**QUÉ SE PIDE**
Reproduce sin cambios la parte del fragmento sobre los niños y el respeto que empieza con "Podemos ir con" y sigue hasta "las consecuencias.".

**FRAGMENTO PROPORCIONADO**
• • •

Vivimos por tanto en un «campo morfogenético»* carente de respeto del que, como siempre, son
precisamente los niños los que se ven más afectados, ya que ellos a lo largo de
todos sus años de desarrollo están inexorablemente sometido a las leyes de la naturaleza.
Es decir, que son especialmente sensibles si les tratamos como objetos en lugar
de como sujetos, si bien, al mismo tiempo tienen aún fuerza para defenderse de
tales ofensas y para darnos sin cesar una señal cuando algo en nuestra atención
no va bien. Los niños tristes, abatidos, que se pegan a nosotros, miedosos,
hiperactivos, agresivos, sabelotodos y tensos nos dan señales de alarma.
Podemos ir con estos niños al médico, hace que se sometan a un tratamiento
psicológico, podemos adaptarlos a nuestra irrespetuosa sociedad con todo tipo
de psicofármacos o de condicionamientos, pero antes o después deberemos correr
las consecuencias.
O por el contrario, podemos decidir respetar los procesos
vitales y abogar por un proceso de aprendizaje y de crecimiento que incluya en
igual medida a adultos y a niños. En medio de un ambiente irrespetuoso, cada
uno de nosotros puede crear un nuevo «campo morfogenético» consigo mismo y con su «prójimo», en lugar de someterse al campo de fuerza de un medio ampliamente
hostil y de seguir ciegos su tendencia. Como este campo de fuerza actúa sin ser
visto, como un campo magnético, necesitamos un grado elevado de presencia y de
atención incluso en las situaciones más irrelevantes, como si tuviéramos que
orientarnos en la oscuridad. La tendencia general de aquello que «se
hace normalmente» está caracterizada por la directividad, es decir,
actuar permanentemente desde fuera hacia dentro. Las situaciones son «resueltas». Los problemas se solucionan de forma que el que actúa
desde el exterior impone su voluntad usando las técnicas más variadas.

• • •

Datos de reconocimiento de la estructura del documento
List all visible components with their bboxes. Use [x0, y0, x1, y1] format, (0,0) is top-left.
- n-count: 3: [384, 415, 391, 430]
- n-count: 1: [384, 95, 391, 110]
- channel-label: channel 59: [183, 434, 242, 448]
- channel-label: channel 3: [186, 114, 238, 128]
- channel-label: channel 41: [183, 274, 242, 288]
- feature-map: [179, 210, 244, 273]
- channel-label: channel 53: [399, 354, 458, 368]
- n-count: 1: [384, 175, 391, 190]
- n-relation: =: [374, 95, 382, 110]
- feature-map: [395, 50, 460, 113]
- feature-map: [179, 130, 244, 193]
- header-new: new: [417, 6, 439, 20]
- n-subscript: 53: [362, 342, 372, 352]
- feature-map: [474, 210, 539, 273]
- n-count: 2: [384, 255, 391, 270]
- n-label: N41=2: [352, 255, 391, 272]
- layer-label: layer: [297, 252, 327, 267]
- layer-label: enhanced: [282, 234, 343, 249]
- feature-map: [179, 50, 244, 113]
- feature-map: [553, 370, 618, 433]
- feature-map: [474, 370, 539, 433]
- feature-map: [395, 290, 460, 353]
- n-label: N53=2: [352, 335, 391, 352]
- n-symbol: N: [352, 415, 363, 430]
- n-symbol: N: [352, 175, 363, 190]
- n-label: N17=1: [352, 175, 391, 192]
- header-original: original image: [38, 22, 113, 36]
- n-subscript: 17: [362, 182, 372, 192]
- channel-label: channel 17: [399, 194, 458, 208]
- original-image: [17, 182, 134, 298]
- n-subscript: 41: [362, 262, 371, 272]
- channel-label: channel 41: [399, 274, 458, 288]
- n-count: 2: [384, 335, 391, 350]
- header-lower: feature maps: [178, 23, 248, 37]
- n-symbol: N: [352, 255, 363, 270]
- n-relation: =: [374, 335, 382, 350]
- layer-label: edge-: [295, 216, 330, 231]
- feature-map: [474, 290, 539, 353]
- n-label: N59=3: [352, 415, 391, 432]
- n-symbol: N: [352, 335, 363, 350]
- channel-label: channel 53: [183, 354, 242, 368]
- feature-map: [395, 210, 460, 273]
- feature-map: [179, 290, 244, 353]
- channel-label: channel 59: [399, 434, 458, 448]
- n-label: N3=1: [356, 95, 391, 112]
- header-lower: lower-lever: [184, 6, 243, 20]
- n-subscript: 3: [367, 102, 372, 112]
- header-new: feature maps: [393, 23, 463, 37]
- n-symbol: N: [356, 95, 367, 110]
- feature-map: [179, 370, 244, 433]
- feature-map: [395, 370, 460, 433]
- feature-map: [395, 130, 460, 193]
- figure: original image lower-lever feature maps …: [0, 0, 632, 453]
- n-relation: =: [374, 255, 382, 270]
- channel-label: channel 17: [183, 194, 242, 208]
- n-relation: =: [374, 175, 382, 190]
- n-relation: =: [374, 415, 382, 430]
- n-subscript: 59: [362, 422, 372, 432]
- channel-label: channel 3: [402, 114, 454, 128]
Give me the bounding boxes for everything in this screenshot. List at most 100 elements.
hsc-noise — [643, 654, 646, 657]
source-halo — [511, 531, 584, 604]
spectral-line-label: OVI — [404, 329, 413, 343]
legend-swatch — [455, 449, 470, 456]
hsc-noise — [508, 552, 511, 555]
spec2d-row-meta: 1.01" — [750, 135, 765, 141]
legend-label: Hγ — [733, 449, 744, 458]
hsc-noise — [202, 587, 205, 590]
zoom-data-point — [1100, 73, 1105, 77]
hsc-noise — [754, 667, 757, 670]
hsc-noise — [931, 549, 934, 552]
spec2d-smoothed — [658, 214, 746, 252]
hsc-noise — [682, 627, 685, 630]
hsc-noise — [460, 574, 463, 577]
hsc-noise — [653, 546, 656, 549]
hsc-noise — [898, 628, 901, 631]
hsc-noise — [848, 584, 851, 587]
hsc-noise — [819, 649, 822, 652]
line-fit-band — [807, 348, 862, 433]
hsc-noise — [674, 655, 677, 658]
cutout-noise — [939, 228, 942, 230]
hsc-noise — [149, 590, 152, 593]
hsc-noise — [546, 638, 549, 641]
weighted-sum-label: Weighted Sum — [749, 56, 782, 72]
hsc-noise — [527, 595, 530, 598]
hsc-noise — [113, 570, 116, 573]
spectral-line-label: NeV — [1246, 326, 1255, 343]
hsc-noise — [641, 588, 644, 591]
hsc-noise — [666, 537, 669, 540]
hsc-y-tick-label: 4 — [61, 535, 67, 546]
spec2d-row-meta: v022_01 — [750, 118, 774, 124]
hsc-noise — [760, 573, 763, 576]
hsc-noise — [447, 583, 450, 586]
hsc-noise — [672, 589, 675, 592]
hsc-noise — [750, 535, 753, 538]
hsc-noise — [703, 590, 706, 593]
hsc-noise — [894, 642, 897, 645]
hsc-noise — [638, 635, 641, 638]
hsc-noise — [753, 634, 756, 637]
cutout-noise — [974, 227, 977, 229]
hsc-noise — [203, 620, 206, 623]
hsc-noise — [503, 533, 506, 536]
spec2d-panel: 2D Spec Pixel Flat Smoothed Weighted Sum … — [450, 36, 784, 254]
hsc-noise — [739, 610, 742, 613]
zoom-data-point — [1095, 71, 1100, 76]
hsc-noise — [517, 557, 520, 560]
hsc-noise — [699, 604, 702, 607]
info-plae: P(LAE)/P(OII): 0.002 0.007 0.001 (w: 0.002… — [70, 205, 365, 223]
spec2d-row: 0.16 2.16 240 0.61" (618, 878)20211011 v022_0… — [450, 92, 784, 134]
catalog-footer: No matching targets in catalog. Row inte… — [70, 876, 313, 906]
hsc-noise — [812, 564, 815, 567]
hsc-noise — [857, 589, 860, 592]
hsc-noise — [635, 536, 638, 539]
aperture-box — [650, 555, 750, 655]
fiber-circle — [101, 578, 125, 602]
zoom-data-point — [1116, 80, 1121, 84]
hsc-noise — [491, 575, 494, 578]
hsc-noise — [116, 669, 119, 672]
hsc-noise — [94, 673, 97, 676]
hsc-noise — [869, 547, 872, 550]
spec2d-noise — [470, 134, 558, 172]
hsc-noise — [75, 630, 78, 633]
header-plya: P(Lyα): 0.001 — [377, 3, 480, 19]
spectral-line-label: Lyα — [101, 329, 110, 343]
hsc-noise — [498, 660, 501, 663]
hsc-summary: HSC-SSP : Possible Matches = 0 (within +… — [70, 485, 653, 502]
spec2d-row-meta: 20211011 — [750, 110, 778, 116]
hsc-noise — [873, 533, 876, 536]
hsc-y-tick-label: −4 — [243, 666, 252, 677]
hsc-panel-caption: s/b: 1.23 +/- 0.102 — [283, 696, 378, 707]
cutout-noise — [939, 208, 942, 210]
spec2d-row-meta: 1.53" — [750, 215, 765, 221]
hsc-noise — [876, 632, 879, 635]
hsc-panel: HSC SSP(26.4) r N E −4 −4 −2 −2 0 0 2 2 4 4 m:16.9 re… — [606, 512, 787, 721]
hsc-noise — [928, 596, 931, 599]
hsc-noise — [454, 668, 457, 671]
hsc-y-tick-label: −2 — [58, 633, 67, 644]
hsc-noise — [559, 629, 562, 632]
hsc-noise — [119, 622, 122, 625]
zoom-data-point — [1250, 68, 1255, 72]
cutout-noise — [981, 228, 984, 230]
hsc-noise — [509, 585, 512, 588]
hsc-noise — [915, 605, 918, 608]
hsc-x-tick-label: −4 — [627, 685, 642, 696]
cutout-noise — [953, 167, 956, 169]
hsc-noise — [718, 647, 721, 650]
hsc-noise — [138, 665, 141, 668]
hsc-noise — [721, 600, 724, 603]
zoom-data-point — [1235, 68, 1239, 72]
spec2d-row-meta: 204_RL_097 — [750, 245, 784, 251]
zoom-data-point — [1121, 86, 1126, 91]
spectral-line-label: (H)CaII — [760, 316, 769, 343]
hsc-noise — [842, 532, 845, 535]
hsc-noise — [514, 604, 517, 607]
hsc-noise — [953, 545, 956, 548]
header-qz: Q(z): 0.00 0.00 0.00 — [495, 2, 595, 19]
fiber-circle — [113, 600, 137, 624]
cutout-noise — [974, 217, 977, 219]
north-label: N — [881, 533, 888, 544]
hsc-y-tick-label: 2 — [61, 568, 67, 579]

• • •

**SOLUCIÓN**
Podemos ir con estos niños al médico, hace que se sometan a un tratamiento
psicológico, podemos adaptarlos a nuestra irrespetuosa sociedad con todo tipo
de psicofármacos o de condicionamientos, pero antes o después deberemos correr
las consecuencias.